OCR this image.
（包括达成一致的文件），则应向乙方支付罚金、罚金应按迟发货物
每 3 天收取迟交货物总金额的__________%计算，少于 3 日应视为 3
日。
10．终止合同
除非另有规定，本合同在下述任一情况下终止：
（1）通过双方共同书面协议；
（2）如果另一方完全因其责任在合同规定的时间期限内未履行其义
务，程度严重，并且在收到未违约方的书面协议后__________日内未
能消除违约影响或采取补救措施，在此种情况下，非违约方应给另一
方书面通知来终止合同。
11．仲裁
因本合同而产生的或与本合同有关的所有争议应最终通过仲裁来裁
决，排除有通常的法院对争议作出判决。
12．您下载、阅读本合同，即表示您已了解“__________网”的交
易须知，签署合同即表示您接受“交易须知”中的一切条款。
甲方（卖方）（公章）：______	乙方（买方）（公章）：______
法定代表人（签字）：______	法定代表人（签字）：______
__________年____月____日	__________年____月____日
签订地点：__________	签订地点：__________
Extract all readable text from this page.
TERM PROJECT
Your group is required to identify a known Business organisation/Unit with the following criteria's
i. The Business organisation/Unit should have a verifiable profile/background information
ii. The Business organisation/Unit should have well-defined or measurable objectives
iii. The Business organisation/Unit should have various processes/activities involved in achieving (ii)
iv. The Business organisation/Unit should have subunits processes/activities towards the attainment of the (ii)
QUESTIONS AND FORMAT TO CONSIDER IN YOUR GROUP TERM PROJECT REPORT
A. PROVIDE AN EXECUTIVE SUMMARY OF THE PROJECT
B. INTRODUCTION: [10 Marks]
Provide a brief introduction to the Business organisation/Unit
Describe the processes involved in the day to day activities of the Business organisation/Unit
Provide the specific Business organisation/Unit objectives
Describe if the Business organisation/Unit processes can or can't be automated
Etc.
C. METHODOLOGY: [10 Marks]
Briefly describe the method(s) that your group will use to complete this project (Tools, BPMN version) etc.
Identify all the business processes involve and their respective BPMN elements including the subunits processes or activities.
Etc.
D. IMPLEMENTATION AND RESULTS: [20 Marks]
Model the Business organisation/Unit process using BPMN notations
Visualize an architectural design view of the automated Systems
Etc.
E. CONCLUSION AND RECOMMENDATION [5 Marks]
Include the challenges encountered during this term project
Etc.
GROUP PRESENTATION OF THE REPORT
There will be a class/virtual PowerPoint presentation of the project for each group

-*-

* [Prompt]
Going through the data, tally the lines containing "BPMN" and report only the result.

* [Exercise solution]
3